* Stored records *
##########

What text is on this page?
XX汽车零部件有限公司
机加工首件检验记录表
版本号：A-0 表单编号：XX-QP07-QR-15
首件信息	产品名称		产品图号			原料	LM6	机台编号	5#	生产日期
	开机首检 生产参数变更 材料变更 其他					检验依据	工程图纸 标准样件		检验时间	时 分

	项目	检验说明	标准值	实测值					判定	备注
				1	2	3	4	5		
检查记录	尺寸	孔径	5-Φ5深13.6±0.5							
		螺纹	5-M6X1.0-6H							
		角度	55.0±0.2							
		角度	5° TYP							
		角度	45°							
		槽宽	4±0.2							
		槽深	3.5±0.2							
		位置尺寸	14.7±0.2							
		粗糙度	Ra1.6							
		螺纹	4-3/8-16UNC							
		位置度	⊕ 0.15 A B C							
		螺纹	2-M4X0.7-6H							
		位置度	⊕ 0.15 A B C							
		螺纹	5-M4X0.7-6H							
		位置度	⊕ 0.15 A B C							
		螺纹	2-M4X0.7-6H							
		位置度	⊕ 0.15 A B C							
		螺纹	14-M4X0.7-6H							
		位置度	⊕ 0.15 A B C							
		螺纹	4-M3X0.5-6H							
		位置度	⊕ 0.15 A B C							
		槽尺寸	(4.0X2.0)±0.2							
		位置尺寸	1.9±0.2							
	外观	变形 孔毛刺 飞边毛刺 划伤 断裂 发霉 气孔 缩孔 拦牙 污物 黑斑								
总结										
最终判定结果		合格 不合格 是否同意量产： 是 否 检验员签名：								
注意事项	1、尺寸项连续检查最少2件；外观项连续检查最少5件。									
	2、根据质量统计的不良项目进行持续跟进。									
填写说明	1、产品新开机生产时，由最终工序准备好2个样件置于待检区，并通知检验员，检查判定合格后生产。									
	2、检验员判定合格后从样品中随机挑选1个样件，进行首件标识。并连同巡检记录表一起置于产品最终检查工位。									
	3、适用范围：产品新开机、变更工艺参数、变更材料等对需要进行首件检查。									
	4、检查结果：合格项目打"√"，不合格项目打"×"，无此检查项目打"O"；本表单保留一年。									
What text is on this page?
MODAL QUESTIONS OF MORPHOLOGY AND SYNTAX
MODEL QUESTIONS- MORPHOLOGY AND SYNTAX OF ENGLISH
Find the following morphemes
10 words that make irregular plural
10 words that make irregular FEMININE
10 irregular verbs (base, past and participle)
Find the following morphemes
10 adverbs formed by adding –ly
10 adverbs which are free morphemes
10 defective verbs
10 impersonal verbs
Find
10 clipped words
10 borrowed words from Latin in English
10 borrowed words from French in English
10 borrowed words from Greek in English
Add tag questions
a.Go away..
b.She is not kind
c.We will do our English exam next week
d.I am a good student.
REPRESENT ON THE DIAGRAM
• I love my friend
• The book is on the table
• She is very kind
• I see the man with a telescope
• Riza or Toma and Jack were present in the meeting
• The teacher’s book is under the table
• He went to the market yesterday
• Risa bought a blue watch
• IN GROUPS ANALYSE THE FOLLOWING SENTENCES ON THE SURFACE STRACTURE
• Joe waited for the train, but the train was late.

##########

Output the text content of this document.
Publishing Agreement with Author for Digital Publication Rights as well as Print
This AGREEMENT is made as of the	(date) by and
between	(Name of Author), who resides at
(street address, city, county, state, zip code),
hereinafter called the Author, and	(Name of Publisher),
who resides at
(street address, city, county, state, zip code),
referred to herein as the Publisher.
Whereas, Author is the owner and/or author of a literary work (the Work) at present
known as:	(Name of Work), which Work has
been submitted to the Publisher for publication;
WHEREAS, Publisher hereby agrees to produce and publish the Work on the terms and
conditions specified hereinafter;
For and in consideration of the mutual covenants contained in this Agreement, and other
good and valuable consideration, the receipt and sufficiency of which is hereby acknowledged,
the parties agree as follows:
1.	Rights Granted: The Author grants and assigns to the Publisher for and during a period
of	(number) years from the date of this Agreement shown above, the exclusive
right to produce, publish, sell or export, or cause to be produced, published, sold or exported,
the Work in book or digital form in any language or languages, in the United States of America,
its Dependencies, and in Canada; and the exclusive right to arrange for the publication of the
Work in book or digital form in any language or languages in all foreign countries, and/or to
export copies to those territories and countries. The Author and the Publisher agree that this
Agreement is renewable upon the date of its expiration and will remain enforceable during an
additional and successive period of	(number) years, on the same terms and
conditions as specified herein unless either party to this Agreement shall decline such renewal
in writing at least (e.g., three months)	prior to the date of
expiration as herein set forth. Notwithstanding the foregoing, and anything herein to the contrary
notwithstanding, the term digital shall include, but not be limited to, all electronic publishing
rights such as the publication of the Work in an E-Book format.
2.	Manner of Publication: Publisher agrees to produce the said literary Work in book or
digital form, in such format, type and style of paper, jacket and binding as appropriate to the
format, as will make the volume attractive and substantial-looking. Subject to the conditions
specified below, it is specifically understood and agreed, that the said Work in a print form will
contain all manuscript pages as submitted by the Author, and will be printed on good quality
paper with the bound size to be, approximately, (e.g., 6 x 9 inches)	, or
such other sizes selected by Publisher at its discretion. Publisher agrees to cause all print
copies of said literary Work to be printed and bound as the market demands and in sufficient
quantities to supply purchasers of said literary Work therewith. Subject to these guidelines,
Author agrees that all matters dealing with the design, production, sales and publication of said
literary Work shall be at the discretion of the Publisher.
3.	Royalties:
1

##########

* WHAT THIS TASK INVOLVES *
Say, as a single number and nothing more, how many lines of the entries contain the word "that".

* THE RESULT *
5